> _REQUIRED WORK_: Copy every line of the data exactly, leaving nothing out.

━━━━━ DATA LISTING

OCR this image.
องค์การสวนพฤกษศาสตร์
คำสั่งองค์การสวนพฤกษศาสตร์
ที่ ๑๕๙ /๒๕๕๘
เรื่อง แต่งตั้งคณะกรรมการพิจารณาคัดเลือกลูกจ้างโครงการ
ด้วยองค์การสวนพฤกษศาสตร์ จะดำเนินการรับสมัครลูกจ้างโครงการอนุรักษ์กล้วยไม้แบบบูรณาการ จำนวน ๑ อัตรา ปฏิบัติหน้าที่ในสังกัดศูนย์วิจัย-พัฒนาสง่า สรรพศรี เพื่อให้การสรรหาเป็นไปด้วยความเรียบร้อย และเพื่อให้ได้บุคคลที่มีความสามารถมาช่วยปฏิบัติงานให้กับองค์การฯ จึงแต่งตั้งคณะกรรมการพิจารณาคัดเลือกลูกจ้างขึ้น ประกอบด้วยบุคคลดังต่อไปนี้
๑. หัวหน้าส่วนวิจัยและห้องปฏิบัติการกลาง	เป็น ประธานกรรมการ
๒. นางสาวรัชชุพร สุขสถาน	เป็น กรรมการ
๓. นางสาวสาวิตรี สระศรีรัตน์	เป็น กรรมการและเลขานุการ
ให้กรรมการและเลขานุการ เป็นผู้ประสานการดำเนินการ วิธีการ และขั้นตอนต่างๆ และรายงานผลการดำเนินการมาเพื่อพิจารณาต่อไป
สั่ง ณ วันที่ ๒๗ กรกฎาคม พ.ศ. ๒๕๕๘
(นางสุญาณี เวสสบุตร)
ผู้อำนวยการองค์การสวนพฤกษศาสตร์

━━━━━━━━━━

> _EXPECTED ANSWER_:
OCR this image.
องค์การสวนพฤกษศาสตร์
คำสั่งองค์การสวนพฤกษศาสตร์
ที่ ๑๕๙ /๒๕๕๘
เรื่อง แต่งตั้งคณะกรรมการพิจารณาคัดเลือกลูกจ้างโครงการ
ด้วยองค์การสวนพฤกษศาสตร์ จะดำเนินการรับสมัครลูกจ้างโครงการอนุรักษ์กล้วยไม้แบบบูรณาการ จำนวน ๑ อัตรา ปฏิบัติหน้าที่ในสังกัดศูนย์วิจัย-พัฒนาสง่า สรรพศรี เพื่อให้การสรรหาเป็นไปด้วยความเรียบร้อย และเพื่อให้ได้บุคคลที่มีความสามารถมาช่วยปฏิบัติงานให้กับองค์การฯ จึงแต่งตั้งคณะกรรมการพิจารณาคัดเลือกลูกจ้างขึ้น ประกอบด้วยบุคคลดังต่อไปนี้
๑. หัวหน้าส่วนวิจัยและห้องปฏิบัติการกลาง	เป็น ประธานกรรมการ
๒. นางสาวรัชชุพร สุขสถาน	เป็น กรรมการ
๓. นางสาวสาวิตรี สระศรีรัตน์	เป็น กรรมการและเลขานุการ
ให้กรรมการและเลขานุการ เป็นผู้ประสานการดำเนินการ วิธีการ และขั้นตอนต่างๆ และรายงานผลการดำเนินการมาเพื่อพิจารณาต่อไป
สั่ง ณ วันที่ ๒๗ กรกฎาคม พ.ศ. ๒๕๕๘
(นางสุญาณี เวสสบุตร)
ผู้อำนวยการองค์การสวนพฤกษศาสตร์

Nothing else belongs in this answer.